RECORD EXCERPTS
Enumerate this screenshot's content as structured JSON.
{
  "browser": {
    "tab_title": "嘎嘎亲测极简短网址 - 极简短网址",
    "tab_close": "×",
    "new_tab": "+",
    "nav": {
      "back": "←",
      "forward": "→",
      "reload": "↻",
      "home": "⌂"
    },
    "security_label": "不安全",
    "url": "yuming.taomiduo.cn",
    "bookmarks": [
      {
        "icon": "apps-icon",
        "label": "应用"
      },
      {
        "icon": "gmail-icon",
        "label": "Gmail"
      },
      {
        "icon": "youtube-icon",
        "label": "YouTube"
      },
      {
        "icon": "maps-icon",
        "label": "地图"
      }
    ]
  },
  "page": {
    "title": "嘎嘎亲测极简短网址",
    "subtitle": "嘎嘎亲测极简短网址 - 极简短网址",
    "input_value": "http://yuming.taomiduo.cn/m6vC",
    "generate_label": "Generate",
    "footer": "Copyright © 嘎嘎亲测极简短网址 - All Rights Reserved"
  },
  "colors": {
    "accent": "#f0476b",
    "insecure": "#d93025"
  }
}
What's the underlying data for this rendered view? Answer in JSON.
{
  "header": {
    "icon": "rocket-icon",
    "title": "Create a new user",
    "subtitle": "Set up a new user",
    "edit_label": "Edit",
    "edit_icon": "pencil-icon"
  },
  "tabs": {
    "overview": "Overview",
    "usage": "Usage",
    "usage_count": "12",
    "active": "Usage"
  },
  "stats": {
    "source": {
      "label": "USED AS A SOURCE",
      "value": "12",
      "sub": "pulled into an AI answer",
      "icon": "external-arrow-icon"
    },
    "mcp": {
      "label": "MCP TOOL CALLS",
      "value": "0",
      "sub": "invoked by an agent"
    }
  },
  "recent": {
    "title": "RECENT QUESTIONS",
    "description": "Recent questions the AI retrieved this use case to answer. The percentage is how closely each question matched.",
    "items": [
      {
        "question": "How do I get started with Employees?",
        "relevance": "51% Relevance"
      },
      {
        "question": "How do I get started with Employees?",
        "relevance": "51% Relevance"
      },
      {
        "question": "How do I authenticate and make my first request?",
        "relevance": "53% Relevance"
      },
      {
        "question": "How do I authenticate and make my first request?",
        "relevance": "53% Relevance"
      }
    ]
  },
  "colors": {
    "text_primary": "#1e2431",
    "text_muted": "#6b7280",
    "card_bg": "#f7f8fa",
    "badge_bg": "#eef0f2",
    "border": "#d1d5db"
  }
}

WHAT THE EXERCISE ASKS
Which lines run from the one containing "What's the underlying" to the end of the entries above? Quote exactly those, and only those.

ANSWER TO THE TASK
What's the underlying data for this rendered view? Answer in JSON.
{
  "header": {
    "icon": "rocket-icon",
    "title": "Create a new user",
    "subtitle": "Set up a new user",
    "edit_label": "Edit",
    "edit_icon": "pencil-icon"
  },
  "tabs": {
    "overview": "Overview",
    "usage": "Usage",
    "usage_count": "12",
    "active": "Usage"
  },
  "stats": {
    "source": {
      "label": "USED AS A SOURCE",
      "value": "12",
      "sub": "pulled into an AI answer",
      "icon": "external-arrow-icon"
    },
    "mcp": {
      "label": "MCP TOOL CALLS",
      "value": "0",
      "sub": "invoked by an agent"
    }
  },
  "recent": {
    "title": "RECENT QUESTIONS",
    "description": "Recent questions the AI retrieved this use case to answer. The percentage is how closely each question matched.",
    "items": [
      {
        "question": "How do I get started with Employees?",
        "relevance": "51% Relevance"
      },
      {
        "question": "How do I get started with Employees?",
        "relevance": "51% Relevance"
      },
      {
        "question": "How do I authenticate and make my first request?",
        "relevance": "53% Relevance"
      },
      {
        "question": "How do I authenticate and make my first request?",
        "relevance": "53% Relevance"
      }
    ]
  },
  "colors": {
    "text_primary": "#1e2431",
    "text_muted": "#6b7280",
    "card_bg": "#f7f8fa",
    "badge_bg": "#eef0f2",
    "border": "#d1d5db"
  }
}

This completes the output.